**Provided records**:
____

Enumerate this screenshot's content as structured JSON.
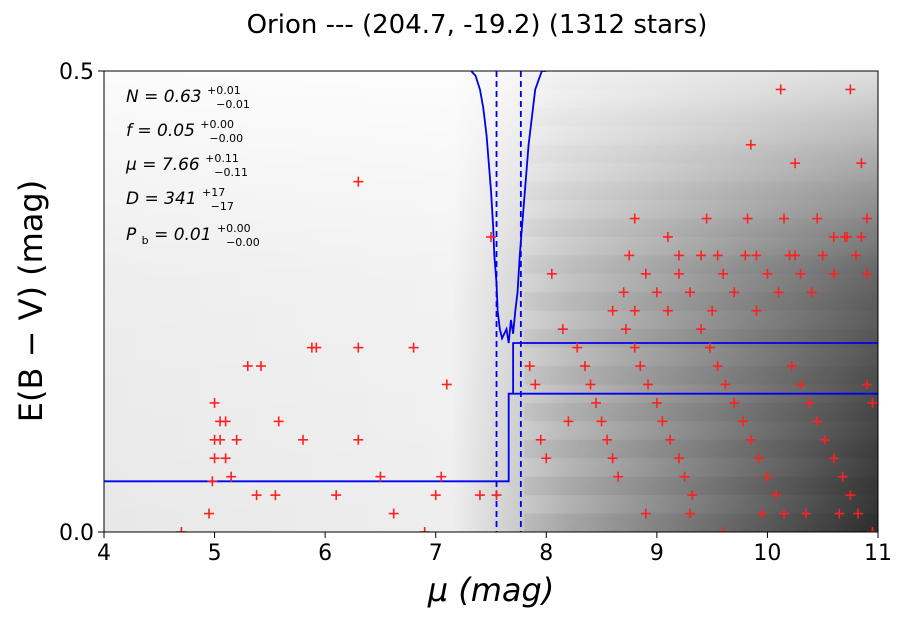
{
  "chart_data": {
    "type": "scatter",
    "title": "Orion --- (204.7, -19.2) (1312 stars)",
    "xlabel": "μ (mag)",
    "ylabel": "E(B − V) (mag)",
    "xlim": [
      4,
      11
    ],
    "ylim": [
      0,
      0.5
    ],
    "x_ticks": [
      "4",
      "5",
      "6",
      "7",
      "8",
      "9",
      "10",
      "11"
    ],
    "y_ticks": [
      "0.0",
      "0.5"
    ],
    "x_tick_values": [
      4,
      5,
      6,
      7,
      8,
      9,
      10,
      11
    ],
    "y_tick_values": [
      0.0,
      0.5
    ],
    "grid": false,
    "background": "grayscale probability density map (darker = higher density, increasing toward large μ)",
    "colors": {
      "stars": "#ff2020",
      "model": "#0000ee",
      "frame": "#000000"
    },
    "annotations": {
      "N": {
        "label": "N = 0.63",
        "plus": "+0.01",
        "minus": "−0.01"
      },
      "f": {
        "label": "f = 0.05",
        "plus": "+0.00",
        "minus": "−0.00"
      },
      "mu": {
        "label": "μ = 7.66",
        "plus": "+0.11",
        "minus": "−0.11"
      },
      "D": {
        "label": "D = 341",
        "plus": "+17",
        "minus": "−17"
      },
      "Pb": {
        "label": "P",
        "sub": "b",
        "rest": " = 0.01",
        "plus": "+0.00",
        "minus": "−0.00"
      }
    },
    "model_step": {
      "description": "best-fit extinction jump at μ = 7.66",
      "before": 0.055,
      "after": 0.15,
      "after_band_upper": 0.205,
      "jump_mu": 7.66,
      "band_mu_start": 7.7
    },
    "mu_confidence_lines": [
      7.55,
      7.77
    ],
    "posterior_curve": {
      "description": "posterior distribution of μ (blue), peaked between the dashed lines",
      "x": [
        7.32,
        7.36,
        7.4,
        7.43,
        7.46,
        7.48,
        7.5,
        7.52,
        7.53,
        7.55,
        7.56,
        7.58,
        7.6,
        7.62,
        7.64,
        7.66,
        7.68,
        7.7,
        7.72,
        7.74,
        7.76,
        7.78,
        7.8,
        7.82,
        7.84,
        7.86,
        7.88,
        7.9,
        7.93,
        7.96,
        8.0
      ],
      "y": [
        0.5,
        0.495,
        0.48,
        0.46,
        0.43,
        0.4,
        0.37,
        0.33,
        0.3,
        0.27,
        0.24,
        0.22,
        0.21,
        0.215,
        0.22,
        0.205,
        0.23,
        0.215,
        0.24,
        0.26,
        0.3,
        0.33,
        0.36,
        0.39,
        0.42,
        0.44,
        0.46,
        0.48,
        0.49,
        0.5,
        0.5
      ]
    },
    "stars": {
      "x": [
        4.7,
        4.95,
        4.98,
        5.0,
        5.05,
        5.1,
        5.15,
        5.38,
        5.55,
        6.1,
        6.3,
        6.5,
        6.62,
        6.9,
        7.0,
        7.05,
        7.4,
        5.0,
        5.05,
        5.2,
        5.0,
        5.1,
        5.3,
        5.42,
        5.58,
        5.8,
        5.88,
        5.92,
        6.3,
        6.8,
        7.1,
        7.5,
        6.3,
        7.55,
        7.85,
        7.9,
        7.95,
        8.0,
        8.05,
        8.15,
        8.2,
        8.28,
        8.35,
        8.4,
        8.45,
        8.5,
        8.55,
        8.6,
        8.65,
        8.72,
        8.8,
        8.85,
        8.92,
        9.0,
        9.05,
        9.12,
        9.2,
        9.25,
        9.32,
        9.4,
        9.48,
        9.55,
        9.62,
        9.7,
        9.78,
        9.85,
        9.92,
        10.0,
        10.08,
        10.15,
        10.22,
        10.3,
        10.38,
        10.45,
        10.52,
        10.6,
        10.68,
        10.75,
        10.82,
        10.9,
        10.95,
        8.6,
        8.7,
        8.8,
        8.9,
        9.0,
        9.1,
        9.2,
        9.3,
        9.4,
        9.5,
        9.6,
        9.7,
        9.8,
        9.9,
        10.0,
        10.1,
        10.2,
        10.3,
        10.4,
        10.5,
        10.6,
        10.7,
        10.8,
        10.9,
        8.8,
        9.1,
        9.45,
        9.82,
        10.15,
        10.45,
        10.72,
        10.9,
        8.75,
        9.2,
        9.55,
        9.9,
        10.25,
        10.6,
        10.85,
        9.85,
        10.25,
        10.75,
        10.12,
        10.85,
        8.9,
        9.3,
        9.6,
        9.95,
        10.35,
        10.65,
        10.95
      ],
      "y": [
        0.0,
        0.02,
        0.055,
        0.08,
        0.1,
        0.12,
        0.06,
        0.04,
        0.04,
        0.04,
        0.38,
        0.06,
        0.02,
        0.0,
        0.04,
        0.06,
        0.04,
        0.14,
        0.12,
        0.1,
        0.1,
        0.08,
        0.18,
        0.18,
        0.12,
        0.1,
        0.2,
        0.2,
        0.2,
        0.2,
        0.16,
        0.32,
        0.1,
        0.04,
        0.18,
        0.16,
        0.1,
        0.08,
        0.28,
        0.22,
        0.12,
        0.2,
        0.18,
        0.16,
        0.14,
        0.12,
        0.1,
        0.08,
        0.06,
        0.22,
        0.2,
        0.18,
        0.16,
        0.14,
        0.12,
        0.1,
        0.08,
        0.06,
        0.04,
        0.22,
        0.2,
        0.18,
        0.16,
        0.14,
        0.12,
        0.1,
        0.08,
        0.06,
        0.04,
        0.02,
        0.18,
        0.16,
        0.14,
        0.12,
        0.1,
        0.08,
        0.06,
        0.04,
        0.02,
        0.16,
        0.14,
        0.24,
        0.26,
        0.24,
        0.28,
        0.26,
        0.24,
        0.28,
        0.26,
        0.3,
        0.24,
        0.28,
        0.26,
        0.3,
        0.24,
        0.28,
        0.26,
        0.3,
        0.28,
        0.26,
        0.3,
        0.28,
        0.32,
        0.3,
        0.28,
        0.34,
        0.32,
        0.34,
        0.34,
        0.34,
        0.34,
        0.32,
        0.34,
        0.3,
        0.3,
        0.3,
        0.3,
        0.3,
        0.32,
        0.32,
        0.42,
        0.4,
        0.48,
        0.48,
        0.4,
        0.02,
        0.02,
        0.0,
        0.02,
        0.02,
        0.02,
        0.0
      ]
    }
  }
}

____

**Work to be completed**: Pictures in the records above are left out; print everything else exactly as written.

**Expected output**:
Enumerate this screenshot's content as structured JSON.
{
  "chart_data": {
    "type": "scatter",
    "title": "Orion --- (204.7, -19.2) (1312 stars)",
    "xlabel": "μ (mag)",
    "ylabel": "E(B − V) (mag)",
    "xlim": [
      4,
      11
    ],
    "ylim": [
      0,
      0.5
    ],
    "x_ticks": [
      "4",
      "5",
      "6",
      "7",
      "8",
      "9",
      "10",
      "11"
    ],
    "y_ticks": [
      "0.0",
      "0.5"
    ],
    "x_tick_values": [
      4,
      5,
      6,
      7,
      8,
      9,
      10,
      11
    ],
    "y_tick_values": [
      0.0,
      0.5
    ],
    "grid": false,
    "background": "grayscale probability density map (darker = higher density, increasing toward large μ)",
    "colors": {
      "stars": "#ff2020",
      "model": "#0000ee",
      "frame": "#000000"
    },
    "annotations": {
      "N": {
        "label": "N = 0.63",
        "plus": "+0.01",
        "minus": "−0.01"
      },
      "f": {
        "label": "f = 0.05",
        "plus": "+0.00",
        "minus": "−0.00"
      },
      "mu": {
        "label": "μ = 7.66",
        "plus": "+0.11",
        "minus": "−0.11"
      },
      "D": {
        "label": "D = 341",
        "plus": "+17",
        "minus": "−17"
      },
      "Pb": {
        "label": "P",
        "sub": "b",
        "rest": " = 0.01",
        "plus": "+0.00",
        "minus": "−0.00"
      }
    },
    "model_step": {
      "description": "best-fit extinction jump at μ = 7.66",
      "before": 0.055,
      "after": 0.15,
      "after_band_upper": 0.205,
      "jump_mu": 7.66,
      "band_mu_start": 7.7
    },
    "mu_confidence_lines": [
      7.55,
      7.77
    ],
    "posterior_curve": {
      "description": "posterior distribution of μ (blue), peaked between the dashed lines",
      "x": [
        7.32,
        7.36,
        7.4,
        7.43,
        7.46,
        7.48,
        7.5,
        7.52,
        7.53,
        7.55,
        7.56,
        7.58,
        7.6,
        7.62,
        7.64,
        7.66,
        7.68,
        7.7,
        7.72,
        7.74,
        7.76,
        7.78,
        7.8,
        7.82,
        7.84,
        7.86,
        7.88,
        7.9,
        7.93,
        7.96,
        8.0
      ],
      "y": [
        0.5,
        0.495,
        0.48,
        0.46,
        0.43,
        0.4,
        0.37,
        0.33,
        0.3,
        0.27,
        0.24,
        0.22,
        0.21,
        0.215,
        0.22,
        0.205,
        0.23,
        0.215,
        0.24,
        0.26,
        0.3,
        0.33,
        0.36,
        0.39,
        0.42,
        0.44,
        0.46,
        0.48,
        0.49,
        0.5,
        0.5
      ]
    },
    "stars": {
      "x": [
        4.7,
        4.95,
        4.98,
        5.0,
        5.05,
        5.1,
        5.15,
        5.38,
        5.55,
        6.1,
        6.3,
        6.5,
        6.62,
        6.9,
        7.0,
        7.05,
        7.4,
        5.0,
        5.05,
        5.2,
        5.0,
        5.1,
        5.3,
        5.42,
        5.58,
        5.8,
        5.88,
        5.92,
        6.3,
        6.8,
        7.1,
        7.5,
        6.3,
        7.55,
        7.85,
        7.9,
        7.95,
        8.0,
        8.05,
        8.15,
        8.2,
        8.28,
        8.35,
        8.4,
        8.45,
        8.5,
        8.55,
        8.6,
        8.65,
        8.72,
        8.8,
        8.85,
        8.92,
        9.0,
        9.05,
        9.12,
        9.2,
        9.25,
        9.32,
        9.4,
        9.48,
        9.55,
        9.62,
        9.7,
        9.78,
        9.85,
        9.92,
        10.0,
        10.08,
        10.15,
        10.22,
        10.3,
        10.38,
        10.45,
        10.52,
        10.6,
        10.68,
        10.75,
        10.82,
        10.9,
        10.95,
        8.6,
        8.7,
        8.8,
        8.9,
        9.0,
        9.1,
        9.2,
        9.3,
        9.4,
        9.5,
        9.6,
        9.7,
        9.8,
        9.9,
        10.0,
        10.1,
        10.2,
        10.3,
        10.4,
        10.5,
        10.6,
        10.7,
        10.8,
        10.9,
        8.8,
        9.1,
        9.45,
        9.82,
        10.15,
        10.45,
        10.72,
        10.9,
        8.75,
        9.2,
        9.55,
        9.9,
        10.25,
        10.6,
        10.85,
        9.85,
        10.25,
        10.75,
        10.12,
        10.85,
        8.9,
        9.3,
        9.6,
        9.95,
        10.35,
        10.65,
        10.95
      ],
      "y": [
        0.0,
        0.02,
        0.055,
        0.08,
        0.1,
        0.12,
        0.06,
        0.04,
        0.04,
        0.04,
        0.38,
        0.06,
        0.02,
        0.0,
        0.04,
        0.06,
        0.04,
        0.14,
        0.12,
        0.1,
        0.1,
        0.08,
        0.18,
        0.18,
        0.12,
        0.1,
        0.2,
        0.2,
        0.2,
        0.2,
        0.16,
        0.32,
        0.1,
        0.04,
        0.18,
        0.16,
        0.1,
        0.08,
        0.28,
        0.22,
        0.12,
        0.2,
        0.18,
        0.16,
        0.14,
        0.12,
        0.1,
        0.08,
        0.06,
        0.22,
        0.2,
        0.18,
        0.16,
        0.14,
        0.12,
        0.1,
        0.08,
        0.06,
        0.04,
        0.22,
        0.2,
        0.18,
        0.16,
        0.14,
        0.12,
        0.1,
        0.08,
        0.06,
        0.04,
        0.02,
        0.18,
        0.16,
        0.14,
        0.12,
        0.1,
        0.08,
        0.06,
        0.04,
        0.02,
        0.16,
        0.14,
        0.24,
        0.26,
        0.24,
        0.28,
        0.26,
        0.24,
        0.28,
        0.26,
        0.3,
        0.24,
        0.28,
        0.26,
        0.3,
        0.24,
        0.28,
        0.26,
        0.3,
        0.28,
        0.26,
        0.3,
        0.28,
        0.32,
        0.3,
        0.28,
        0.34,
        0.32,
        0.34,
        0.34,
        0.34,
        0.34,
        0.32,
        0.34,
        0.3,
        0.3,
        0.3,
        0.3,
        0.3,
        0.32,
        0.32,
        0.42,
        0.4,
        0.48,
        0.48,
        0.4,
        0.02,
        0.02,
        0.0,
        0.02,
        0.02,
        0.02,
        0.0
      ]
    }
  }
}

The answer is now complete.